**STATED GOAL**
Return all lines where the word "счет" can be found.

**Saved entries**
-*-
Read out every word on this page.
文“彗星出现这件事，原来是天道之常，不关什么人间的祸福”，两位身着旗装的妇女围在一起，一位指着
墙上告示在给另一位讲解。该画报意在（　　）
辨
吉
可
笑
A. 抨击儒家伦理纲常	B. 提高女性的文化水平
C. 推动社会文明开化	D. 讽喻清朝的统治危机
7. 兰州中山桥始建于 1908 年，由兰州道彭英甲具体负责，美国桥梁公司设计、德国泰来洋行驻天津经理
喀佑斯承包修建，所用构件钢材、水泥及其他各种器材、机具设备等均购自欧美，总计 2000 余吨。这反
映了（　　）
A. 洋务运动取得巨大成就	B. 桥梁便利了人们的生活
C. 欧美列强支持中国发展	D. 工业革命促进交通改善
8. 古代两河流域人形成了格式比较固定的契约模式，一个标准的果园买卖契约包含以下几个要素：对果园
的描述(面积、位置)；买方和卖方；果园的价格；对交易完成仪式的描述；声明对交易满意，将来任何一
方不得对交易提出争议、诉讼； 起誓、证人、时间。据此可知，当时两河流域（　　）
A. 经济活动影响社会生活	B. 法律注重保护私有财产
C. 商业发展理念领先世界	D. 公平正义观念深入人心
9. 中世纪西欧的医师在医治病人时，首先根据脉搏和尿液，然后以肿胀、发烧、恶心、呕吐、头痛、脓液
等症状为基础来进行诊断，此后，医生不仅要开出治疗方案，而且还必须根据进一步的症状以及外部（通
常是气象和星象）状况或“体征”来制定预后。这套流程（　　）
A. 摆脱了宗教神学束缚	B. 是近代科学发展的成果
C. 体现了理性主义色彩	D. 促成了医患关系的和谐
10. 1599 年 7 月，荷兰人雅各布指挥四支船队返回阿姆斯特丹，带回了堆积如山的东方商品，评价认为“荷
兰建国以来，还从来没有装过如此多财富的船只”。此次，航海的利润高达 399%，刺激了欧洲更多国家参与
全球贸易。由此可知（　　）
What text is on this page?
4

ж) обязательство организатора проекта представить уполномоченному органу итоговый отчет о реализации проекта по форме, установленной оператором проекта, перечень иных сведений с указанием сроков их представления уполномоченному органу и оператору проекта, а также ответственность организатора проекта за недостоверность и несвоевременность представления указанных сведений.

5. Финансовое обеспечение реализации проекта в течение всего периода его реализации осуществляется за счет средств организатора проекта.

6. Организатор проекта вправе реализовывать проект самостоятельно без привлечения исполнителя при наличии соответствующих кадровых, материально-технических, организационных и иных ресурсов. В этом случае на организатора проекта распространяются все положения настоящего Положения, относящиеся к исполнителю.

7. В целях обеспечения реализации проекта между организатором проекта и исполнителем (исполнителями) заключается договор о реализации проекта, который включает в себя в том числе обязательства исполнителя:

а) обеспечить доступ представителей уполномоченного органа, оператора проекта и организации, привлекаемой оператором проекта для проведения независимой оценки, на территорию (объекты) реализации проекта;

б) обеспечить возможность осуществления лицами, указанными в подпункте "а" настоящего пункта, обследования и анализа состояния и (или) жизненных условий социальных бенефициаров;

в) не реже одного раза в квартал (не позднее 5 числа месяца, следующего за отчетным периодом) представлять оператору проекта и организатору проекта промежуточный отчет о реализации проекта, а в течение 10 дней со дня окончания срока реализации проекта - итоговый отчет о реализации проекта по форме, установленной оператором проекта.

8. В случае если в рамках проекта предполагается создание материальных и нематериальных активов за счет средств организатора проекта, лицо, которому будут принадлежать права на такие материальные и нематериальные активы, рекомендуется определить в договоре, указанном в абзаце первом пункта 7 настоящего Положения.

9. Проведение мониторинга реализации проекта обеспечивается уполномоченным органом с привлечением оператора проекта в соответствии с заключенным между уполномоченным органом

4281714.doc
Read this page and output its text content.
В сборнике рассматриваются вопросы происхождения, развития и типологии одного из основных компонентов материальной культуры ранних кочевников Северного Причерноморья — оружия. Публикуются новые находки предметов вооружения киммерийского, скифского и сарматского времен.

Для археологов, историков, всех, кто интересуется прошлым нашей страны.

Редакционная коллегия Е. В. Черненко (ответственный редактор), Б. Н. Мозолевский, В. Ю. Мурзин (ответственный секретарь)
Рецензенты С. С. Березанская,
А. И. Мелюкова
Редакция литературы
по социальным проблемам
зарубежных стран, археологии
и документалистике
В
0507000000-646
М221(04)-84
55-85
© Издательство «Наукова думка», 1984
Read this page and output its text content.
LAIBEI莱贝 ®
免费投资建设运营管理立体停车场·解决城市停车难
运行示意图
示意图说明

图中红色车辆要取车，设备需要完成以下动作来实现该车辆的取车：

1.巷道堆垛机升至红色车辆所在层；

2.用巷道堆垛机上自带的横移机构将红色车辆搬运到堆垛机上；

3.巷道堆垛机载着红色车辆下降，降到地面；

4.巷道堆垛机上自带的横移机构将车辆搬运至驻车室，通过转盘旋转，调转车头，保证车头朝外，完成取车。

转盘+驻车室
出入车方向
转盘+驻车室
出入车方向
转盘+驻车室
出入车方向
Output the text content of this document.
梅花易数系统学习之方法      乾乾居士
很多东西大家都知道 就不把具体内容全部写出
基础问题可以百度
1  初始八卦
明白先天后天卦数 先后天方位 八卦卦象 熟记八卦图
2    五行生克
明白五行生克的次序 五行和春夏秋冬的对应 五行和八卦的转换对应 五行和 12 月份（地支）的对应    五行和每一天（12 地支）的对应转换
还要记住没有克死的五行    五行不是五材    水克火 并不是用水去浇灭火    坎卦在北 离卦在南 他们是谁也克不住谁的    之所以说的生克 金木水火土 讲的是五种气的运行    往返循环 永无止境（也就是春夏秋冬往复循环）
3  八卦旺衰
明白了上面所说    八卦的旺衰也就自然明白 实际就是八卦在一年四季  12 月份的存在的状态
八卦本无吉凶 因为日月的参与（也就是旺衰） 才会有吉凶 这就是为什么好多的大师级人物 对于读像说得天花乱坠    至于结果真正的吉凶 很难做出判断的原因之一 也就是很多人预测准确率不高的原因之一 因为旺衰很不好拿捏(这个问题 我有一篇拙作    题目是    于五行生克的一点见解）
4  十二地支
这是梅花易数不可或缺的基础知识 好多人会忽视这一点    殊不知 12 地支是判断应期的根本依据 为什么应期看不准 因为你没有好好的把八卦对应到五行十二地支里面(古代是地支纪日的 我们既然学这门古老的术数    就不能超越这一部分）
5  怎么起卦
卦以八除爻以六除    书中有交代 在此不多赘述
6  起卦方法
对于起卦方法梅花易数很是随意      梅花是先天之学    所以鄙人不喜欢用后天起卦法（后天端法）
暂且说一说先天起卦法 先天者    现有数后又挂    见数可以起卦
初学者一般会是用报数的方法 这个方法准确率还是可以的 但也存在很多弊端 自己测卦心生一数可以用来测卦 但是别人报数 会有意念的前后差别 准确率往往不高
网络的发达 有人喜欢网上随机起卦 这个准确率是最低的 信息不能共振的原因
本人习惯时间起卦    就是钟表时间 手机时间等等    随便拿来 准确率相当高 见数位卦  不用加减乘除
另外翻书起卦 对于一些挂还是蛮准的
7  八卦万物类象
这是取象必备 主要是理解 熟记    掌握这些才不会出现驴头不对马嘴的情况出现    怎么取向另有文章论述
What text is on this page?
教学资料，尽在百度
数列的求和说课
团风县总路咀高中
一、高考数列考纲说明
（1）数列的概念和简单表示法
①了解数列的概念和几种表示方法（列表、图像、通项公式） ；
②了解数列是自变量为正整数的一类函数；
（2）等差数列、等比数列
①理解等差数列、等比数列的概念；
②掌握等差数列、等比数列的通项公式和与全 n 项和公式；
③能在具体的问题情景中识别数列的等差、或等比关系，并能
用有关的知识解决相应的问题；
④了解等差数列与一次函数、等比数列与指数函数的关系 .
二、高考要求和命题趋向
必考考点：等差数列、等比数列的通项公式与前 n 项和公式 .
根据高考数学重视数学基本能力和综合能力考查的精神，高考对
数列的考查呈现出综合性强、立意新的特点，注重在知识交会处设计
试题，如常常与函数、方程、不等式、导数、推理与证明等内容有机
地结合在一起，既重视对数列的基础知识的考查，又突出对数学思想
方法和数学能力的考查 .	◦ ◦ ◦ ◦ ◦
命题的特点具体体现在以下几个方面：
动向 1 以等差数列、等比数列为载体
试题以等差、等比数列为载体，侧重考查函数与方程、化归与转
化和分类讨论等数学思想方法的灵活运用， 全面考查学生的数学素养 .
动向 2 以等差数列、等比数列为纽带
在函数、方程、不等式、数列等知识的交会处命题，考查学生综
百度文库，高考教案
-*-
**WRITTEN RESPONSE**
5. Финансовое обеспечение реализации проекта в течение всего периода его реализации осуществляется за счет средств организатора проекта.
8. В случае если в рамках проекта предполагается создание материальных и нематериальных активов за счет средств организатора проекта, лицо, которому будут принадлежать права на такие материальные и нематериальные активы, рекомендуется определить в договоре, указанном в абзаце первом пункта 7 настоящего Положения.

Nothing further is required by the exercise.